■ **Short task**: Copy the lines below as they are; omit the images they contain.
# START OF Record list
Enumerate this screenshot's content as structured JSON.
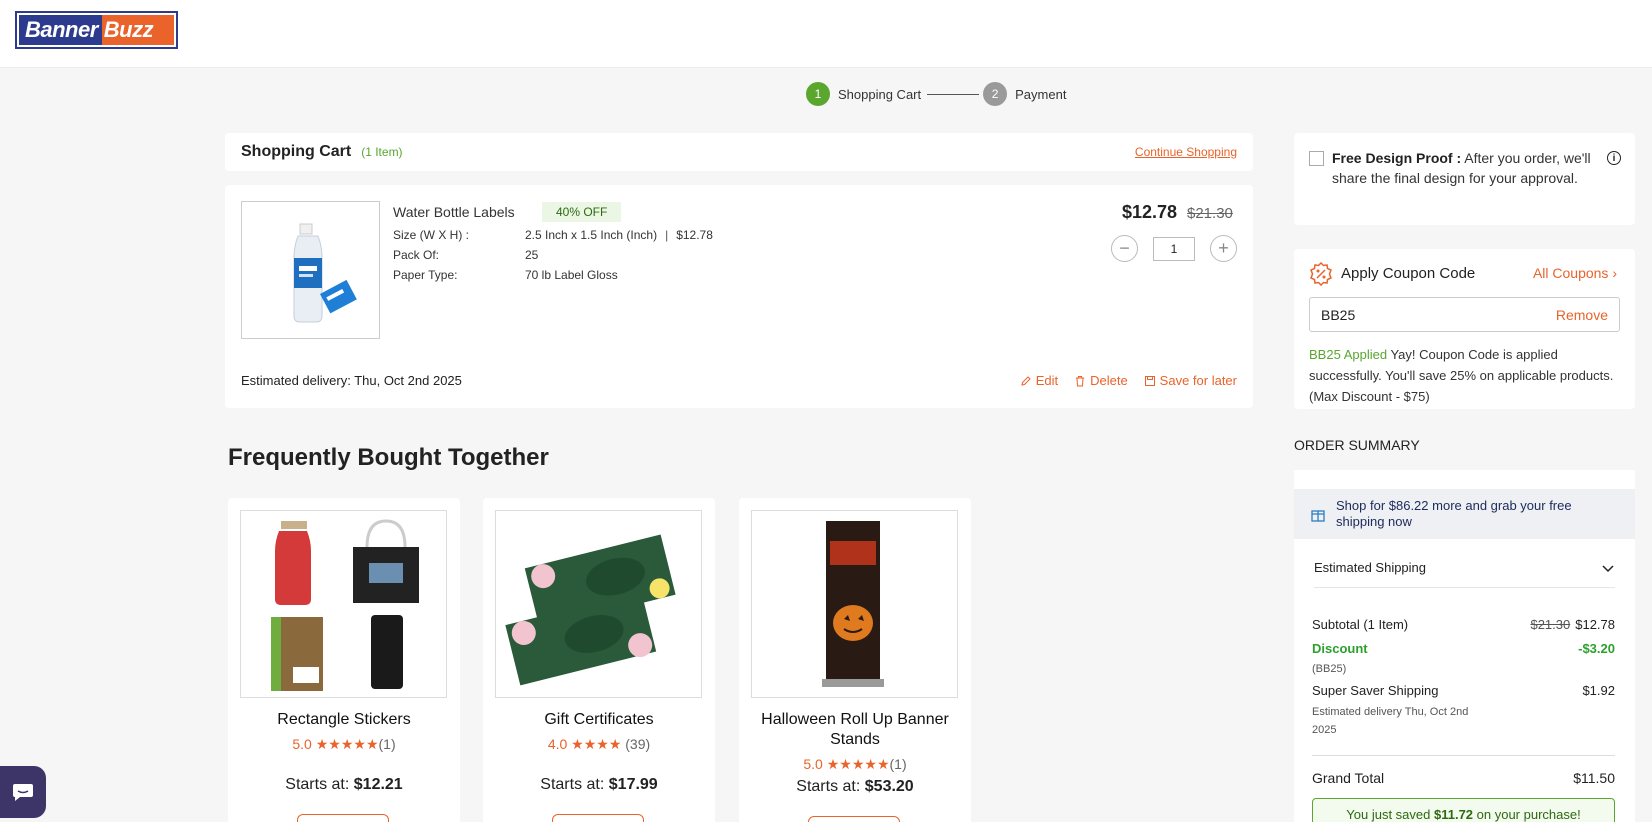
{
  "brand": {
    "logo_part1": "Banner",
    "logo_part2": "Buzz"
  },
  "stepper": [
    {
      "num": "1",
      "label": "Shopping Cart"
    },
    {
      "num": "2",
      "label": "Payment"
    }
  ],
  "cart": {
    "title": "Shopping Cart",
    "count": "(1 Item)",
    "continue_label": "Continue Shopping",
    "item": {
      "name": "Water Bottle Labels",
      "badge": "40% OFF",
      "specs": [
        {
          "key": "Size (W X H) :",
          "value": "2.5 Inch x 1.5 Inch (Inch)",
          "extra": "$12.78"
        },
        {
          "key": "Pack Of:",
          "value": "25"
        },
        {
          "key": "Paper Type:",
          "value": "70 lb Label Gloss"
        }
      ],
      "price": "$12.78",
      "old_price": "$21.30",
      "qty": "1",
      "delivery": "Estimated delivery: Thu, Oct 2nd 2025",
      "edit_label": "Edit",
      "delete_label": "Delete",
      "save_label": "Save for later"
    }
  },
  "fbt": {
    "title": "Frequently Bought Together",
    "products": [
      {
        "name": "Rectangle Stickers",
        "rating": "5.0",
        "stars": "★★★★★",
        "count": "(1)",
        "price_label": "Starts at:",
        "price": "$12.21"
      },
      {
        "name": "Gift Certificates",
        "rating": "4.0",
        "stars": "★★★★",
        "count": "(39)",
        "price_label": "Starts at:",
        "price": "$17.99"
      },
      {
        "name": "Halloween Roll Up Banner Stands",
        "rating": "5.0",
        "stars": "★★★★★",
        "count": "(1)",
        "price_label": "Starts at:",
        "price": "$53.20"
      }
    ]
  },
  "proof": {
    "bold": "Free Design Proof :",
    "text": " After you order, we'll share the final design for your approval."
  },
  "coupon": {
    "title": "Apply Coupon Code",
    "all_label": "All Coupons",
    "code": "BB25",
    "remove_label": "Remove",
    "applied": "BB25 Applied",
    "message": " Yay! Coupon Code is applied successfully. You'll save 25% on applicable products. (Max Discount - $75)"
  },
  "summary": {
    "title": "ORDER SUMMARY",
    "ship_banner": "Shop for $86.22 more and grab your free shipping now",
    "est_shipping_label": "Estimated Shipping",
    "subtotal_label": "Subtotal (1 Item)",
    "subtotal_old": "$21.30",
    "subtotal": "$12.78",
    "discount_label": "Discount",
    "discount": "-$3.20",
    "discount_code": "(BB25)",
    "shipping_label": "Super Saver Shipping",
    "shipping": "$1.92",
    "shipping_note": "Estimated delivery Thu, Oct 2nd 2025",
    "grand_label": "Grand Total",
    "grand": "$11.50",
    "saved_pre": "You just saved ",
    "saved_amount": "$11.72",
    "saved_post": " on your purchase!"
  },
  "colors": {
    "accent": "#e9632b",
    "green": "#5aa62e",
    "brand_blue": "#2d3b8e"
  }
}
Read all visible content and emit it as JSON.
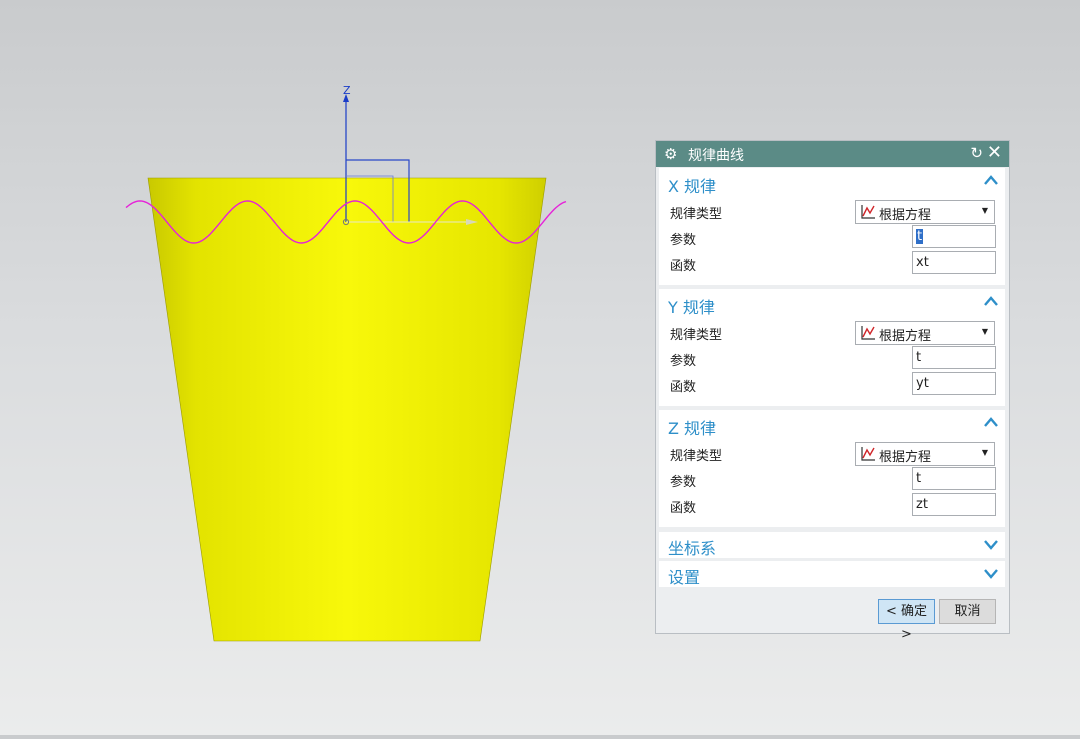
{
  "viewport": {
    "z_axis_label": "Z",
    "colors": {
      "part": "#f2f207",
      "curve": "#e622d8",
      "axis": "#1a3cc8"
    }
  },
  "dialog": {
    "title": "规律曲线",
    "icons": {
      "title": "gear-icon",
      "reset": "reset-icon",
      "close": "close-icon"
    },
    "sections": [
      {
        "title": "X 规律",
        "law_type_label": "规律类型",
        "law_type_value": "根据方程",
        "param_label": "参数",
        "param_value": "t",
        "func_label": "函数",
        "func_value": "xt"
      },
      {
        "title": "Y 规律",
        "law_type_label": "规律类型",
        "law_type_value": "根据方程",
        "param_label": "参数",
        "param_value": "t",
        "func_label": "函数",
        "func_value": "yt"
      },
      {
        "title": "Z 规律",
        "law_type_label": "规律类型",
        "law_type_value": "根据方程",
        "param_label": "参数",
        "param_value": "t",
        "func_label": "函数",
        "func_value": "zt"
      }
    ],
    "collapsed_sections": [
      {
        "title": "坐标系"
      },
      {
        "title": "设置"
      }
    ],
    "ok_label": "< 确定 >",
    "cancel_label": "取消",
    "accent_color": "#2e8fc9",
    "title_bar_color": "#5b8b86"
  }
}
# END OF Record list
■ **Solution for this problem**:
Enumerate this screenshot's content as structured JSON.
{
  "brand": {
    "logo_part1": "Banner",
    "logo_part2": "Buzz"
  },
  "stepper": [
    {
      "num": "1",
      "label": "Shopping Cart"
    },
    {
      "num": "2",
      "label": "Payment"
    }
  ],
  "cart": {
    "title": "Shopping Cart",
    "count": "(1 Item)",
    "continue_label": "Continue Shopping",
    "item": {
      "name": "Water Bottle Labels",
      "badge": "40% OFF",
      "specs": [
        {
          "key": "Size (W X H) :",
          "value": "2.5 Inch x 1.5 Inch (Inch)",
          "extra": "$12.78"
        },
        {
          "key": "Pack Of:",
          "value": "25"
        },
        {
          "key": "Paper Type:",
          "value": "70 lb Label Gloss"
        }
      ],
      "price": "$12.78",
      "old_price": "$21.30",
      "qty": "1",
      "delivery": "Estimated delivery: Thu, Oct 2nd 2025",
      "edit_label": "Edit",
      "delete_label": "Delete",
      "save_label": "Save for later"
    }
  },
  "fbt": {
    "title": "Frequently Bought Together",
    "products": [
      {
        "name": "Rectangle Stickers",
        "rating": "5.0",
        "stars": "★★★★★",
        "count": "(1)",
        "price_label": "Starts at:",
        "price": "$12.21"
      },
      {
        "name": "Gift Certificates",
        "rating": "4.0",
        "stars": "★★★★",
        "count": "(39)",
        "price_label": "Starts at:",
        "price": "$17.99"
      },
      {
        "name": "Halloween Roll Up Banner Stands",
        "rating": "5.0",
        "stars": "★★★★★",
        "count": "(1)",
        "price_label": "Starts at:",
        "price": "$53.20"
      }
    ]
  },
  "proof": {
    "bold": "Free Design Proof :",
    "text": " After you order, we'll share the final design for your approval."
  },
  "coupon": {
    "title": "Apply Coupon Code",
    "all_label": "All Coupons",
    "code": "BB25",
    "remove_label": "Remove",
    "applied": "BB25 Applied",
    "message": " Yay! Coupon Code is applied successfully. You'll save 25% on applicable products. (Max Discount - $75)"
  },
  "summary": {
    "title": "ORDER SUMMARY",
    "ship_banner": "Shop for $86.22 more and grab your free shipping now",
    "est_shipping_label": "Estimated Shipping",
    "subtotal_label": "Subtotal (1 Item)",
    "subtotal_old": "$21.30",
    "subtotal": "$12.78",
    "discount_label": "Discount",
    "discount": "-$3.20",
    "discount_code": "(BB25)",
    "shipping_label": "Super Saver Shipping",
    "shipping": "$1.92",
    "shipping_note": "Estimated delivery Thu, Oct 2nd 2025",
    "grand_label": "Grand Total",
    "grand": "$11.50",
    "saved_pre": "You just saved ",
    "saved_amount": "$11.72",
    "saved_post": " on your purchase!"
  },
  "colors": {
    "accent": "#e9632b",
    "green": "#5aa62e",
    "brand_blue": "#2d3b8e"
  }
}
Read all visible content and emit it as JSON.
{
  "viewport": {
    "z_axis_label": "Z",
    "colors": {
      "part": "#f2f207",
      "curve": "#e622d8",
      "axis": "#1a3cc8"
    }
  },
  "dialog": {
    "title": "规律曲线",
    "icons": {
      "title": "gear-icon",
      "reset": "reset-icon",
      "close": "close-icon"
    },
    "sections": [
      {
        "title": "X 规律",
        "law_type_label": "规律类型",
        "law_type_value": "根据方程",
        "param_label": "参数",
        "param_value": "t",
        "func_label": "函数",
        "func_value": "xt"
      },
      {
        "title": "Y 规律",
        "law_type_label": "规律类型",
        "law_type_value": "根据方程",
        "param_label": "参数",
        "param_value": "t",
        "func_label": "函数",
        "func_value": "yt"
      },
      {
        "title": "Z 规律",
        "law_type_label": "规律类型",
        "law_type_value": "根据方程",
        "param_label": "参数",
        "param_value": "t",
        "func_label": "函数",
        "func_value": "zt"
      }
    ],
    "collapsed_sections": [
      {
        "title": "坐标系"
      },
      {
        "title": "设置"
      }
    ],
    "ok_label": "< 确定 >",
    "cancel_label": "取消",
    "accent_color": "#2e8fc9",
    "title_bar_color": "#5b8b86"
  }
}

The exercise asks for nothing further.